__WORK INSTRUCTIONS__:
Please pull out every line that includes the string "hint".

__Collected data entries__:
────────

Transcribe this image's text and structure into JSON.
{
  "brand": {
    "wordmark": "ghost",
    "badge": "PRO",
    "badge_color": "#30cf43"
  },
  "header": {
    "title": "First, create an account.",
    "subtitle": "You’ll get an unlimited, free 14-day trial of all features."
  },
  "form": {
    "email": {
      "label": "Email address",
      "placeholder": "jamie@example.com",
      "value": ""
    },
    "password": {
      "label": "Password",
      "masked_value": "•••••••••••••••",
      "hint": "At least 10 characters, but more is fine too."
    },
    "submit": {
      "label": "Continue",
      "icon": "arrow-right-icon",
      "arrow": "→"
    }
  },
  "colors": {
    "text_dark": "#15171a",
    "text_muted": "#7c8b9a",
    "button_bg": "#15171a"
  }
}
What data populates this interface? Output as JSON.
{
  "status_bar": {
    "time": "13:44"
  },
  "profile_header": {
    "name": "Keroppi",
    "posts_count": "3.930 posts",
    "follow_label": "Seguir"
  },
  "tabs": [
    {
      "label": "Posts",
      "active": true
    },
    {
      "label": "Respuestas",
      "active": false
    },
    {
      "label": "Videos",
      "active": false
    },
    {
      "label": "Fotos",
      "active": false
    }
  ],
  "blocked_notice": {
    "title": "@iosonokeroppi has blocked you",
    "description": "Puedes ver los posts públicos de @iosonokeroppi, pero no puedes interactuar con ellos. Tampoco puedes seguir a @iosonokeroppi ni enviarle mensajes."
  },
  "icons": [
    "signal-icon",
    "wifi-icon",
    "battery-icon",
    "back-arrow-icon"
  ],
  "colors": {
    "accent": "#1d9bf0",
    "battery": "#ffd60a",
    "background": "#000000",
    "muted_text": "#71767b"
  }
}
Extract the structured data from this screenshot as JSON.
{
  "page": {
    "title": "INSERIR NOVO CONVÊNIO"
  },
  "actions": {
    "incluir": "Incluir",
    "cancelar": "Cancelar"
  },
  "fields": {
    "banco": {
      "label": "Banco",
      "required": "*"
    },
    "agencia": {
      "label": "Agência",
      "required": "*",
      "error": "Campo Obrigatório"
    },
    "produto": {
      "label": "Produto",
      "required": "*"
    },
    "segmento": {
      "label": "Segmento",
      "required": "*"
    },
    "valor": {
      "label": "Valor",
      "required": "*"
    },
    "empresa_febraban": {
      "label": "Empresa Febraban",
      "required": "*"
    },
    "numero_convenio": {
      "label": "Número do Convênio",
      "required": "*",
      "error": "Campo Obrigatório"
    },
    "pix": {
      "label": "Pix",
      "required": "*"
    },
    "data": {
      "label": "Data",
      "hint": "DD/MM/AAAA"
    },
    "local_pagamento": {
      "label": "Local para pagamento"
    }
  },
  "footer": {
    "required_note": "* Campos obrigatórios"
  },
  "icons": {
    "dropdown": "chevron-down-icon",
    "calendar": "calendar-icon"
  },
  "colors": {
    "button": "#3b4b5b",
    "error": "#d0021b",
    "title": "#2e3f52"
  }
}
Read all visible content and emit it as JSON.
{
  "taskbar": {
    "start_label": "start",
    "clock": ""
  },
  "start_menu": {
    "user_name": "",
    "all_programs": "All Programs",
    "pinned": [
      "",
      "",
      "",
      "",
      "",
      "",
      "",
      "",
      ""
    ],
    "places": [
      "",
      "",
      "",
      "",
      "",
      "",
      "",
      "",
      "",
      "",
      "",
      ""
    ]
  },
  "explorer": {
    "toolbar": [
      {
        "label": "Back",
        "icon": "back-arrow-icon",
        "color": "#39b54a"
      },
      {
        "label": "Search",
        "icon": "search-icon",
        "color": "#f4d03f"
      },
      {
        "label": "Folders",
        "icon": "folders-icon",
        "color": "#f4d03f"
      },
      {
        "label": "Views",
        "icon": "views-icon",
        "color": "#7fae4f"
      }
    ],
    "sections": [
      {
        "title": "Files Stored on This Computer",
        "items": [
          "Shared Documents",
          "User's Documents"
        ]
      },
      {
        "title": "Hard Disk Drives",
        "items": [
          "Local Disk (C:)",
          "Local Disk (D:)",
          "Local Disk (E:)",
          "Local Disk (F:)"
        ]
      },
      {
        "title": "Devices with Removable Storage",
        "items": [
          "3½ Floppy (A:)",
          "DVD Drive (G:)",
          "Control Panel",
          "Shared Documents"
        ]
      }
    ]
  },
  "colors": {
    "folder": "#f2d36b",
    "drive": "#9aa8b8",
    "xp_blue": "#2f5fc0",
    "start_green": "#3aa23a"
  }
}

────────

__CORRECT ANSWER__:
      "hint": "At least 10 characters, but more is fine too."
      "hint": "DD/MM/AAAA"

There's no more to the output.